Given exercise
Pull every line of the entries that has the word "subscript".

Rows
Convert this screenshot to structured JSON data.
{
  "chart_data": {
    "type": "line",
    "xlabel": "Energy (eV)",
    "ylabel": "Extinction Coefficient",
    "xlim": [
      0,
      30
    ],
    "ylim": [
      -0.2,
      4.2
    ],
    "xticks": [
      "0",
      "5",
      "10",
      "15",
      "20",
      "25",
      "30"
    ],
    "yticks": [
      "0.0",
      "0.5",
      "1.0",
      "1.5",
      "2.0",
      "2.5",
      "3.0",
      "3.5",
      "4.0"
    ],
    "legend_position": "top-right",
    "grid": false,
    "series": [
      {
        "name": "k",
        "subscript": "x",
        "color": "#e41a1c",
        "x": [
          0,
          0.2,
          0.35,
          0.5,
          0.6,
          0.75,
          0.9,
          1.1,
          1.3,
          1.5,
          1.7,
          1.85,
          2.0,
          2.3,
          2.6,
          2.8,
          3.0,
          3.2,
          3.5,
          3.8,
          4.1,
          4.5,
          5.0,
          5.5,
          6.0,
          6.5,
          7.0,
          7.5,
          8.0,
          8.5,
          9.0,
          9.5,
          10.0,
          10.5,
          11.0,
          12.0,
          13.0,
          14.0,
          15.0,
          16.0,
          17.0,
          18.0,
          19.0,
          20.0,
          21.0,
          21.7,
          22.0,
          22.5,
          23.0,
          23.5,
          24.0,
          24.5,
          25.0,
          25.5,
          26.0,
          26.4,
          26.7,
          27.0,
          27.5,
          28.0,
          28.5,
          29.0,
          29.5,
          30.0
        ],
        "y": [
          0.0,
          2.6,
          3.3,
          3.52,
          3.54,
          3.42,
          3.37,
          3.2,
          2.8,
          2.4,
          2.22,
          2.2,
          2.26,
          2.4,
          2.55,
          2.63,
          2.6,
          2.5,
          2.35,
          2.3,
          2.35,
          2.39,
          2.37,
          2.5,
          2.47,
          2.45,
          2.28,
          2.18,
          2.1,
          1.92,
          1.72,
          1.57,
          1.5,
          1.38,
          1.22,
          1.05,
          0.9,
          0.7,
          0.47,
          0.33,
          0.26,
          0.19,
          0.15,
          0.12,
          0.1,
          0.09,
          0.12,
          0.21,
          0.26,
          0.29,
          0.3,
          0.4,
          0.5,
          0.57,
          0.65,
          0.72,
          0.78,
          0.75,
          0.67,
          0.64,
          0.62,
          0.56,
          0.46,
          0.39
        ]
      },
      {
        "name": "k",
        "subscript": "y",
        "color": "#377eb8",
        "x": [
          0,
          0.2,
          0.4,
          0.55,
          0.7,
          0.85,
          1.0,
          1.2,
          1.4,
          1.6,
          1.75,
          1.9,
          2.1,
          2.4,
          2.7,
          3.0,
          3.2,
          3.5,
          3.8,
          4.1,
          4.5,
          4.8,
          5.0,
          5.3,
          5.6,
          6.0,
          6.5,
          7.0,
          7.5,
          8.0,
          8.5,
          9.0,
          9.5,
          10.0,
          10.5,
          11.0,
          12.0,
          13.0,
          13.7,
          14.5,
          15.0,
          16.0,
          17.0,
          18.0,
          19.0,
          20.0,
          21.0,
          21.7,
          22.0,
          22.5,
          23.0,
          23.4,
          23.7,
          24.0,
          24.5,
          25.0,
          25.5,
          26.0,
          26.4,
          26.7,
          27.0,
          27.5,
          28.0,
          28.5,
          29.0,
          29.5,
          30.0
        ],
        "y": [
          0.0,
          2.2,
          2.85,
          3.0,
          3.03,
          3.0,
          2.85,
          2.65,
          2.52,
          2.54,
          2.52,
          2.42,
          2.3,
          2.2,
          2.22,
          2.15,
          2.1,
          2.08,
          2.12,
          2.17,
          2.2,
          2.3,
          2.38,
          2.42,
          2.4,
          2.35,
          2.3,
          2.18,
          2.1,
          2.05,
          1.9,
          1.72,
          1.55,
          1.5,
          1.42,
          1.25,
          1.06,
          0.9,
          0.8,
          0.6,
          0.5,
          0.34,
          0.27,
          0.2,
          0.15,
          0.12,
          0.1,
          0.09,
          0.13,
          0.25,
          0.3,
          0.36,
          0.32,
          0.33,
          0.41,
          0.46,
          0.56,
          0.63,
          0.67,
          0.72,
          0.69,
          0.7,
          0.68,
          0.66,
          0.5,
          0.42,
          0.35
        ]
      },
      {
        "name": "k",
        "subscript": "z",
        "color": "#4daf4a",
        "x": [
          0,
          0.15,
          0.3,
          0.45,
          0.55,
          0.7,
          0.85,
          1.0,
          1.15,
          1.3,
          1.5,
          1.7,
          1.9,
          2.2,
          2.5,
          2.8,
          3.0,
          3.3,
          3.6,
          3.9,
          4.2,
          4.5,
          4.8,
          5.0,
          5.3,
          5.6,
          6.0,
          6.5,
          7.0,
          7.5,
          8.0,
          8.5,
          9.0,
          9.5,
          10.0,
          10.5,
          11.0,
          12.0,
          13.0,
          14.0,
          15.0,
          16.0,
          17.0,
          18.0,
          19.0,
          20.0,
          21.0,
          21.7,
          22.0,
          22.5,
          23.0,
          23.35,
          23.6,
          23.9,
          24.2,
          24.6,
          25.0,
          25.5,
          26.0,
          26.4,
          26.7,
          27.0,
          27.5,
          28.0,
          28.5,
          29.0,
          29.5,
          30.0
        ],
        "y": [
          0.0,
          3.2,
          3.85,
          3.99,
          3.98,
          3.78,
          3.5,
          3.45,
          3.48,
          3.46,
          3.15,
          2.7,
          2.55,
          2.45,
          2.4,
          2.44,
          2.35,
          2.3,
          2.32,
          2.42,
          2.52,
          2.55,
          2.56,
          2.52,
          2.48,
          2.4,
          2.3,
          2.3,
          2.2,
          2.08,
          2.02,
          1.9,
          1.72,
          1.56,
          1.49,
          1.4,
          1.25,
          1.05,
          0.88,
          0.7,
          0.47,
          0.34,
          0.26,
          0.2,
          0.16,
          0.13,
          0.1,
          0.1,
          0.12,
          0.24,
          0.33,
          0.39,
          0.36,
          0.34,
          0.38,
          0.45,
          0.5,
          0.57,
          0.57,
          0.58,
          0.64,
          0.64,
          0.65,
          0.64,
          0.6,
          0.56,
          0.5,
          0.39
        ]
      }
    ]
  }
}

Finished task
        "subscript": "x",
        "subscript": "y",
        "subscript": "z",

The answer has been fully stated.